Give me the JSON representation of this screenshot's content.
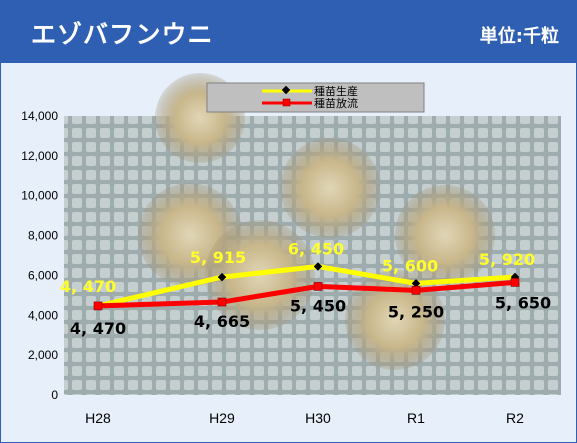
{
  "header": {
    "title": "エゾバフンウニ",
    "unit": "単位:千粒",
    "bg_color": "#2f5fb3"
  },
  "chart_data": {
    "type": "line",
    "title": "",
    "xlabel": "",
    "ylabel": "",
    "categories": [
      "H28",
      "H29",
      "H30",
      "R1",
      "R2"
    ],
    "ylim": [
      0,
      14000
    ],
    "yticks": [
      0,
      2000,
      4000,
      6000,
      8000,
      10000,
      12000,
      14000
    ],
    "ytick_labels": [
      "0",
      "2,000",
      "4,000",
      "6,000",
      "8,000",
      "10,000",
      "12,000",
      "14,000"
    ],
    "grid": false,
    "legend": "top-center",
    "background": "photo of sea urchins on mesh",
    "series": [
      {
        "name": "種苗生産",
        "color": "#ffff00",
        "marker": "diamond",
        "values": [
          4470,
          5915,
          6450,
          5600,
          5920
        ],
        "labels": [
          "4, 470",
          "5, 915",
          "6, 450",
          "5, 600",
          "5, 920"
        ]
      },
      {
        "name": "種苗放流",
        "color": "#ff0000",
        "marker": "square",
        "values": [
          4470,
          4665,
          5450,
          5250,
          5650
        ],
        "labels": [
          "4, 470",
          "4, 665",
          "5, 450",
          "5, 250",
          "5, 650"
        ]
      }
    ]
  }
}
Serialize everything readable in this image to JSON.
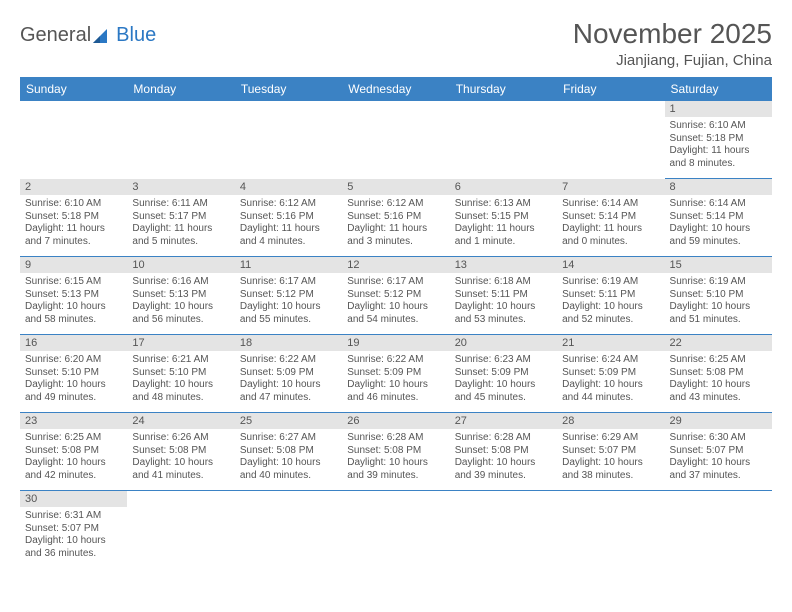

____

Your answer should be one number: how many lines of the listing include the word "this".

2